● Tasks to complete
[A] In the guide on making curricula LGBTQ-inclusive, which Supreme Court case won by Lambda Legal is called a watershed for LGBT civil rights?
[B] Write the next part of the guide on making curricula LGBTQ-inclusive, picking up after its final sentence.

--- Extract Enclosed Below ---

How to Make Curricula LGBTQ-Inclusive

How to Make Curricula LGBTQ-Inclusive

Teaching respect and understanding

More and more educators recognize that LGBTQ people are enjoying greater visibility, acceptance and rights and want curricula to reflect that.

Numerous leading professional organizations support inclusion of LGBTQ supportive materials in school curricula, including:

The Gay-Straight Alliance Network offers resources for building LGBTQ-inclusive curricula.

History, social studies and civics teachers can include the discussion of LGBTQ rights, activists, political figures and key events, such as the 1969 Stonewall riots, Harvey Milk’s election or assassination or Lambda Legal’s Supreme Court victory in Lawrence v. Texas, a watershed for LGBT civil rights.

English, literature or humanities teachers can include the work of LGBTQ writers and artists as well as plays, novels or films with LGBTQ characters.

Health teachers can include facts about sexual orientation and gender identity and expression, impart nonjudgmental, fact-based information about HIV transmission and prevention and combat HIV stigma by emphasizing that it affects everyone, not just LGBTQ people.

Counselors can supply and prominently display LGBTQ-friendly materials relating to mental and physical health.

Administrators and school boards can adopt standards that require inclusive, comprehensive, evidence-based curricula. These standards can provide guidance while allowing some flexibility within individual districts.

--- End of Enclosed Extract ---
--- Data for review Enclosed Below ---

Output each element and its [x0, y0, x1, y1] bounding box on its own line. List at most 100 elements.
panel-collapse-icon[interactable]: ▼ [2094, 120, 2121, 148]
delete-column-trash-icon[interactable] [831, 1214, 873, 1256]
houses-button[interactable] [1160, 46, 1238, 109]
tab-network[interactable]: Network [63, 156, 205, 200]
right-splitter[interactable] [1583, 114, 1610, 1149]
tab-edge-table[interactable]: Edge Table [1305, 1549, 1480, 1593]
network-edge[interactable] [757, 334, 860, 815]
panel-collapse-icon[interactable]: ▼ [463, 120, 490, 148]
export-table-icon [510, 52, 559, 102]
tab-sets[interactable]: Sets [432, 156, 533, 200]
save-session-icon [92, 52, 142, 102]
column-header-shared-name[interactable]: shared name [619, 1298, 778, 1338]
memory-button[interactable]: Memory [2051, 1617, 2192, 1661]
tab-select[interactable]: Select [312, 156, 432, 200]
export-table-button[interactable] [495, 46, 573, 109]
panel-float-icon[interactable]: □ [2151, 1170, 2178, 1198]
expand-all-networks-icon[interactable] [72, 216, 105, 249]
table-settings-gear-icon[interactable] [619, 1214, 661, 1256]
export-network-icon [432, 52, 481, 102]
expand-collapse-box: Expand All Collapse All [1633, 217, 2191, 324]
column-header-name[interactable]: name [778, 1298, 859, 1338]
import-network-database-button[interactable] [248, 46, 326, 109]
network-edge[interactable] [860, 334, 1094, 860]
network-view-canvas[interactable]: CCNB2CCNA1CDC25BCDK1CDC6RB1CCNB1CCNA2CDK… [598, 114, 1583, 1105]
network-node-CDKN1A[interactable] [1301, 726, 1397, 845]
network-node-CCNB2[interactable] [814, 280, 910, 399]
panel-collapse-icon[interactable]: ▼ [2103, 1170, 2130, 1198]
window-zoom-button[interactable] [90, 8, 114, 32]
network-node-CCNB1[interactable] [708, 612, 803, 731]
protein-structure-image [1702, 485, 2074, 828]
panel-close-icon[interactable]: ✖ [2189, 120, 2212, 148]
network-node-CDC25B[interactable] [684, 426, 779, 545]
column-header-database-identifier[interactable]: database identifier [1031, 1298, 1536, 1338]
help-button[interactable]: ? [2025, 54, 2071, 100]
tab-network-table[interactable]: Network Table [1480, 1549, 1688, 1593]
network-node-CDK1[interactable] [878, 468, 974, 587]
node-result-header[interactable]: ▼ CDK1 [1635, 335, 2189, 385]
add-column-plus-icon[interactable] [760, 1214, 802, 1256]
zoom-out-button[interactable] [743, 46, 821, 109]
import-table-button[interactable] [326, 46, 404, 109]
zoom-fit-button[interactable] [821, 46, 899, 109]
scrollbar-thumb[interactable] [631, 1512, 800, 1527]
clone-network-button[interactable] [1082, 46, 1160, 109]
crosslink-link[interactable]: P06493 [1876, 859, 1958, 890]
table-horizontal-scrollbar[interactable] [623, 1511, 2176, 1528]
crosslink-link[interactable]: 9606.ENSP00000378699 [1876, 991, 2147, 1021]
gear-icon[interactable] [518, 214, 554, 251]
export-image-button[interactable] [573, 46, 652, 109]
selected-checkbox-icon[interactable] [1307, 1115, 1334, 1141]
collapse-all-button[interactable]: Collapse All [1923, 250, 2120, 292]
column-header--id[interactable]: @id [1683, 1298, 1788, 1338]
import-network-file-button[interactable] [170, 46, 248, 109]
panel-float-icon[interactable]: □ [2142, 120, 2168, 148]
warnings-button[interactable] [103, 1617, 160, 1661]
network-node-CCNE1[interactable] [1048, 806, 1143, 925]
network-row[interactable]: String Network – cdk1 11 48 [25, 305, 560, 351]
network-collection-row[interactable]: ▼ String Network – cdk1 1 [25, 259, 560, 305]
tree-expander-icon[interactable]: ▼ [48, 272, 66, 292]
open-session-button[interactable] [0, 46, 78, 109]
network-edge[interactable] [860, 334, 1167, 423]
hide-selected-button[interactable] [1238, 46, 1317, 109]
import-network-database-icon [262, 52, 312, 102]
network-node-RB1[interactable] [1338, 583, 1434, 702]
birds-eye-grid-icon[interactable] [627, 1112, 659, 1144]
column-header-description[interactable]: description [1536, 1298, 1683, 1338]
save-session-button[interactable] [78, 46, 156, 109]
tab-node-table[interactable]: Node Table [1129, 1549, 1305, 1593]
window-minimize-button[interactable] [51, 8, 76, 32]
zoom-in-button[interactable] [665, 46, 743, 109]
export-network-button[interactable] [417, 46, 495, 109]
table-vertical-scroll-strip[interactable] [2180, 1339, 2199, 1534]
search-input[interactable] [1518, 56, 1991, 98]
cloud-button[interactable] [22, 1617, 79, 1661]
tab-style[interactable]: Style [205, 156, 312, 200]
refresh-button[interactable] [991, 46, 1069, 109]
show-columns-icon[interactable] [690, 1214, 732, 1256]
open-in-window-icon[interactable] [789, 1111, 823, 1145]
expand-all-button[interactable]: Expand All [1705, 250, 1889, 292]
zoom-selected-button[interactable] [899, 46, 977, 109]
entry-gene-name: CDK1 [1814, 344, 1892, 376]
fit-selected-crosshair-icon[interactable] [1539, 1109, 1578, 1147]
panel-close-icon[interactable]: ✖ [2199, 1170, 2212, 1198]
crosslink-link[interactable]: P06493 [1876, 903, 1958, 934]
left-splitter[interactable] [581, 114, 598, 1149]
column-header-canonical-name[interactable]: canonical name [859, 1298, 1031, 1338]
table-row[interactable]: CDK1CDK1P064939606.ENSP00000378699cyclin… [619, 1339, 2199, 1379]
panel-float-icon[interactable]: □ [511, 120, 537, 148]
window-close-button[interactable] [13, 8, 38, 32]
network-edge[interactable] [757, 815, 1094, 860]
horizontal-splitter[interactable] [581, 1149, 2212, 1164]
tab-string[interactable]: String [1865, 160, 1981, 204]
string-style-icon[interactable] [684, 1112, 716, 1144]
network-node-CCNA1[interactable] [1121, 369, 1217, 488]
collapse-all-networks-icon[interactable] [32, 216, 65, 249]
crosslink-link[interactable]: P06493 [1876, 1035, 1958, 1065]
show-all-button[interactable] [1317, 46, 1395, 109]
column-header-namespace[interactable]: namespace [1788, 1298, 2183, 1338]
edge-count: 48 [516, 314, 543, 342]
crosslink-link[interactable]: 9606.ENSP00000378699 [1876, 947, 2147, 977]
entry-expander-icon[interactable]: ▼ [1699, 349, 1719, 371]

--- End of Enclosed Data for review ---

● Answers to this exercise
[A] Lawrence v. Texas

[B]
Parents and parent-teacher associations can contact school staff and school officials to lobby for the use of LGBTQ-friendly curricula.

Teachers, student group advisors and student activity administrators can structure presentations, events or discussions around annual observances such as National Freedom to Marry Day (February 12); Pride (varies, many dates in June); National Coming Out Day (October 11) and Transgender Day of Remembrance (varies, November).

Know Your Rights as Educators

The First Amendment and federal laws like the Equal Access Act generally do not restrict schools’ authority to design curricula. 

When school professionals include health, tolerance and anti-bullying in their curricula, that choice is also protected by the law.

Remember though, the First Amendment protects some types of expression for teachers and staff, but employers are allowed under the law to restrict the speech of employees in certain ways. The nature and scope of allowable restrictions depend highly on the context and the jurisdiction.